▸ **What the exercise asks**
Sift the material for lines containing "name", and return them.

_____

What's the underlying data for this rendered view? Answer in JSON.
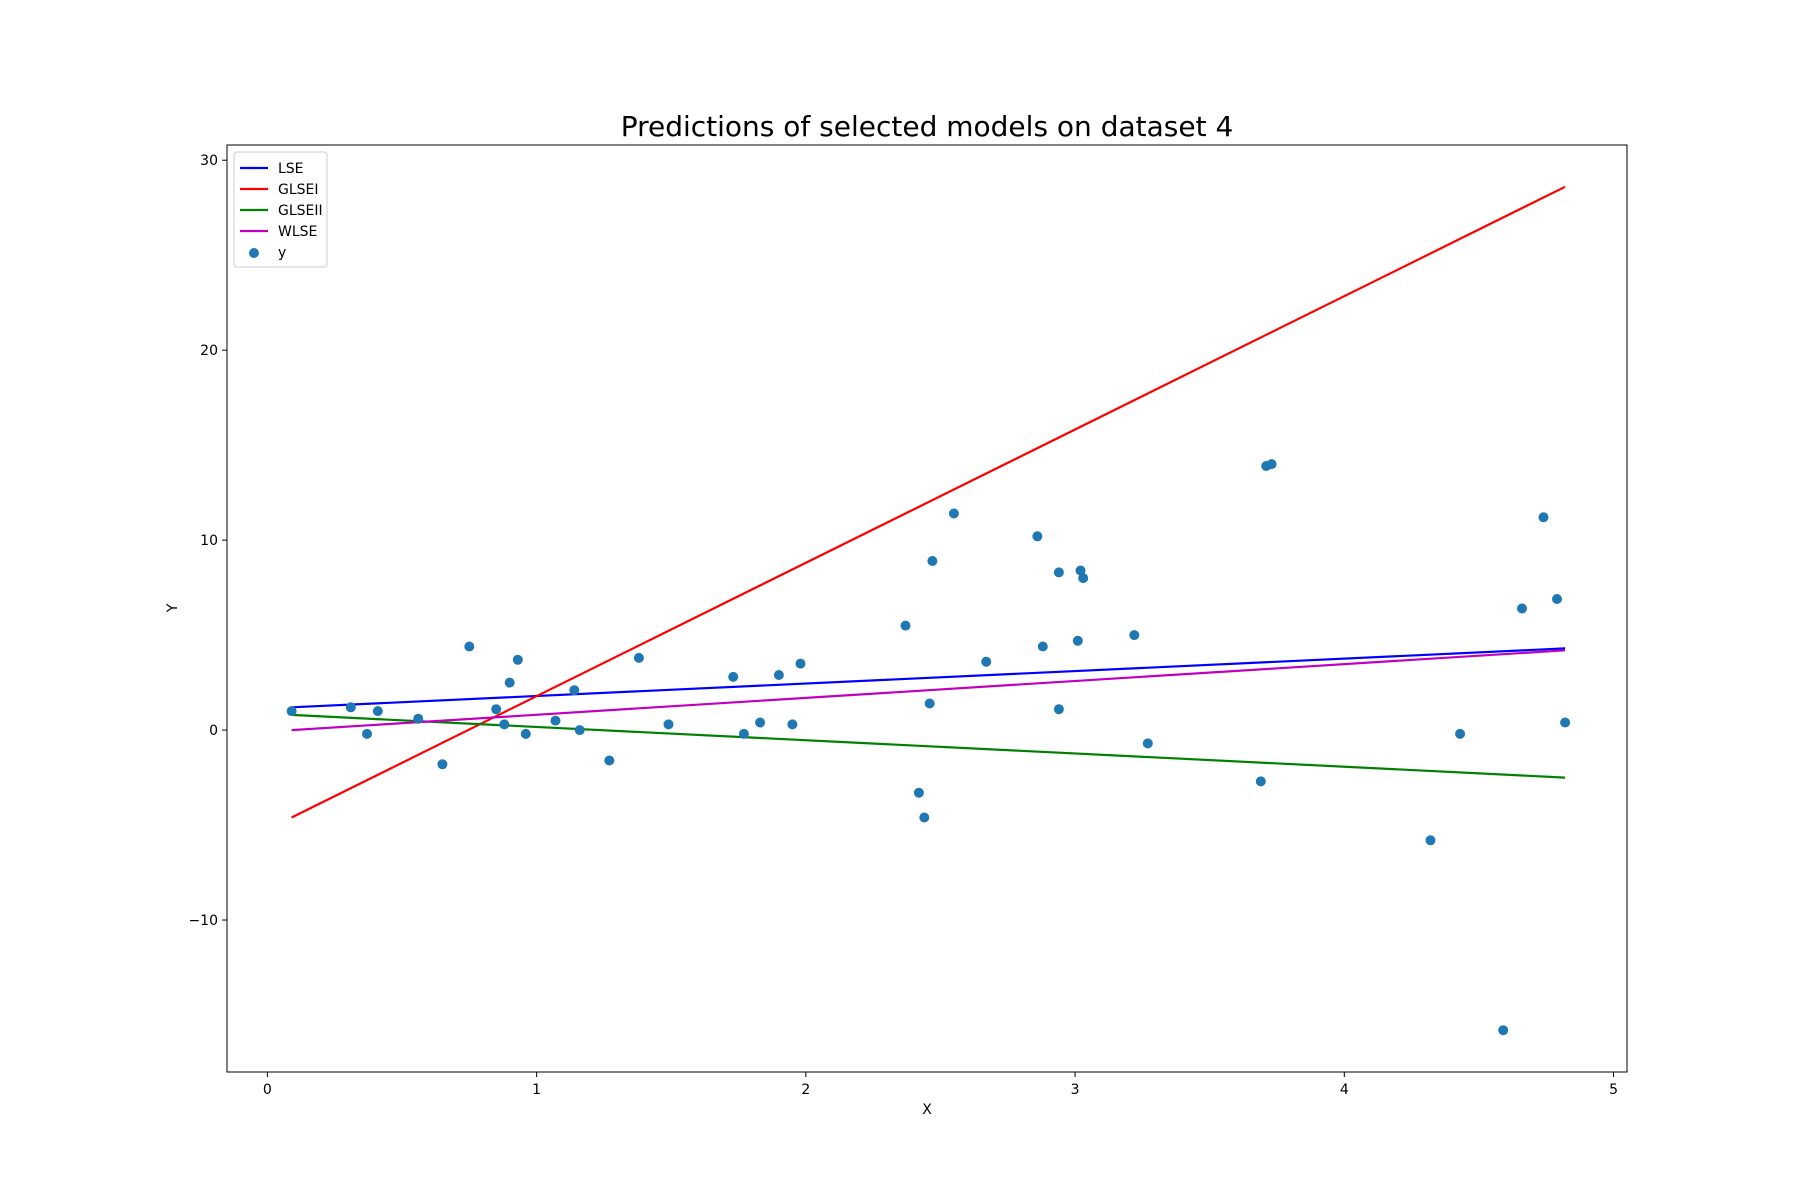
{
  "chart_data": {
    "type": "scatter",
    "title": "Predictions of selected models on dataset 4",
    "xlabel": "X",
    "ylabel": "Y",
    "xlim": [
      -0.15,
      5.05
    ],
    "ylim": [
      -18,
      30.8
    ],
    "xticks": [
      0,
      1,
      2,
      3,
      4,
      5
    ],
    "yticks": [
      -10,
      0,
      10,
      20,
      30
    ],
    "xtick_labels": [
      "0",
      "1",
      "2",
      "3",
      "4",
      "5"
    ],
    "ytick_labels": [
      "−10",
      "0",
      "10",
      "20",
      "30"
    ],
    "grid": false,
    "legend_position": "upper left",
    "lines": [
      {
        "name": "LSE",
        "color": "#0000ff",
        "x": [
          0.09,
          4.82
        ],
        "y": [
          1.2,
          4.3
        ]
      },
      {
        "name": "GLSEI",
        "color": "#ff0000",
        "x": [
          0.09,
          4.82
        ],
        "y": [
          -4.6,
          28.6
        ]
      },
      {
        "name": "GLSEII",
        "color": "#008000",
        "x": [
          0.09,
          4.82
        ],
        "y": [
          0.8,
          -2.5
        ]
      },
      {
        "name": "WLSE",
        "color": "#bf00bf",
        "x": [
          0.09,
          4.82
        ],
        "y": [
          0.0,
          4.2
        ]
      }
    ],
    "scatter": {
      "name": "y",
      "color": "#1f77b4",
      "points": [
        [
          0.09,
          1.0
        ],
        [
          0.31,
          1.2
        ],
        [
          0.37,
          -0.2
        ],
        [
          0.41,
          1.0
        ],
        [
          0.56,
          0.6
        ],
        [
          0.65,
          -1.8
        ],
        [
          0.75,
          4.4
        ],
        [
          0.85,
          1.1
        ],
        [
          0.88,
          0.3
        ],
        [
          0.9,
          2.5
        ],
        [
          0.93,
          3.7
        ],
        [
          0.96,
          -0.2
        ],
        [
          1.07,
          0.5
        ],
        [
          1.14,
          2.1
        ],
        [
          1.16,
          0.0
        ],
        [
          1.27,
          -1.6
        ],
        [
          1.38,
          3.8
        ],
        [
          1.49,
          0.3
        ],
        [
          1.73,
          2.8
        ],
        [
          1.77,
          -0.2
        ],
        [
          1.83,
          0.4
        ],
        [
          1.9,
          2.9
        ],
        [
          1.95,
          0.3
        ],
        [
          1.98,
          3.5
        ],
        [
          2.37,
          5.5
        ],
        [
          2.42,
          -3.3
        ],
        [
          2.44,
          -4.6
        ],
        [
          2.46,
          1.4
        ],
        [
          2.47,
          8.9
        ],
        [
          2.55,
          11.4
        ],
        [
          2.67,
          3.6
        ],
        [
          2.86,
          10.2
        ],
        [
          2.88,
          4.4
        ],
        [
          2.94,
          8.3
        ],
        [
          2.94,
          1.1
        ],
        [
          3.01,
          4.7
        ],
        [
          3.02,
          8.4
        ],
        [
          3.03,
          8.0
        ],
        [
          3.22,
          5.0
        ],
        [
          3.27,
          -0.7
        ],
        [
          3.69,
          -2.7
        ],
        [
          3.71,
          13.9
        ],
        [
          3.73,
          14.0
        ],
        [
          4.32,
          -5.8
        ],
        [
          4.43,
          -0.2
        ],
        [
          4.59,
          -15.8
        ],
        [
          4.66,
          6.4
        ],
        [
          4.74,
          11.2
        ],
        [
          4.79,
          6.9
        ],
        [
          4.82,
          0.4
        ]
      ]
    }
  }
}
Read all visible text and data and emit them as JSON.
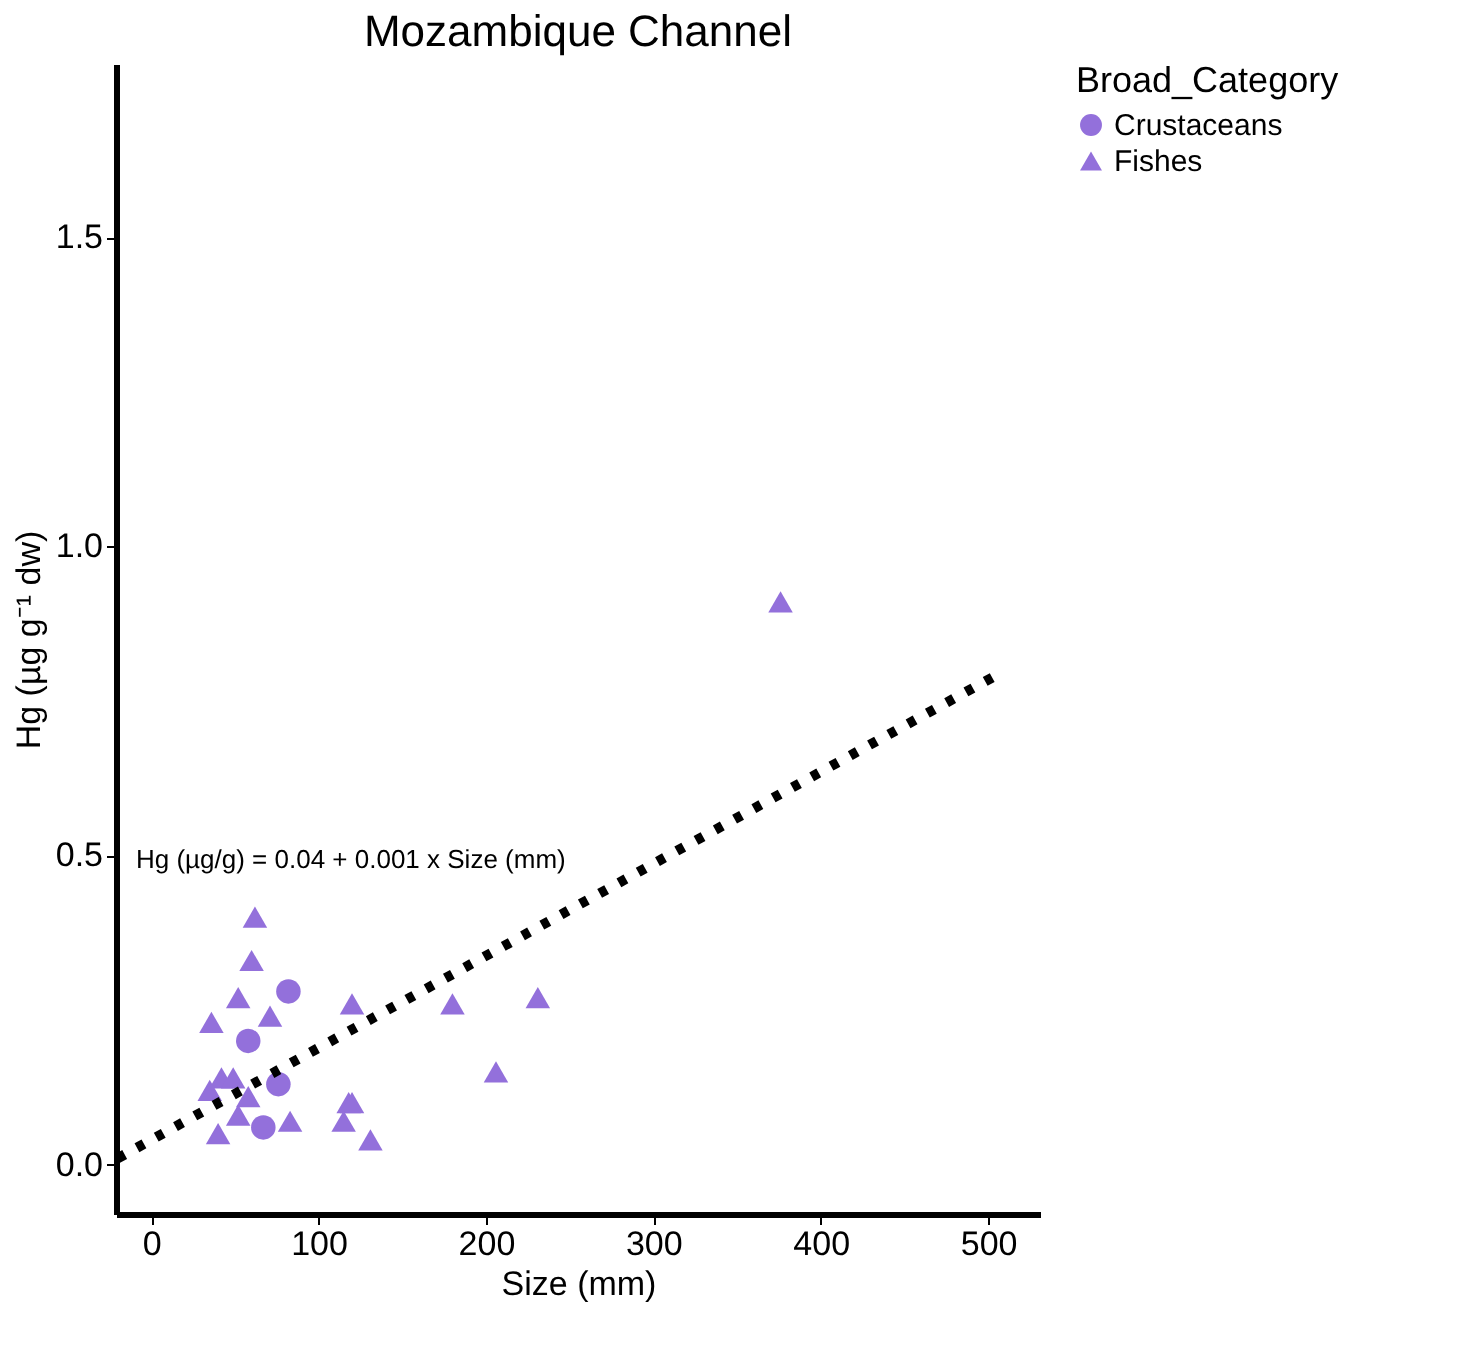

_____

▸ **Response to the exercise**
        "name": "LSE",
        "name": "GLSEI",
        "name": "GLSEII",
        "name": "WLSE",
      "name": "y",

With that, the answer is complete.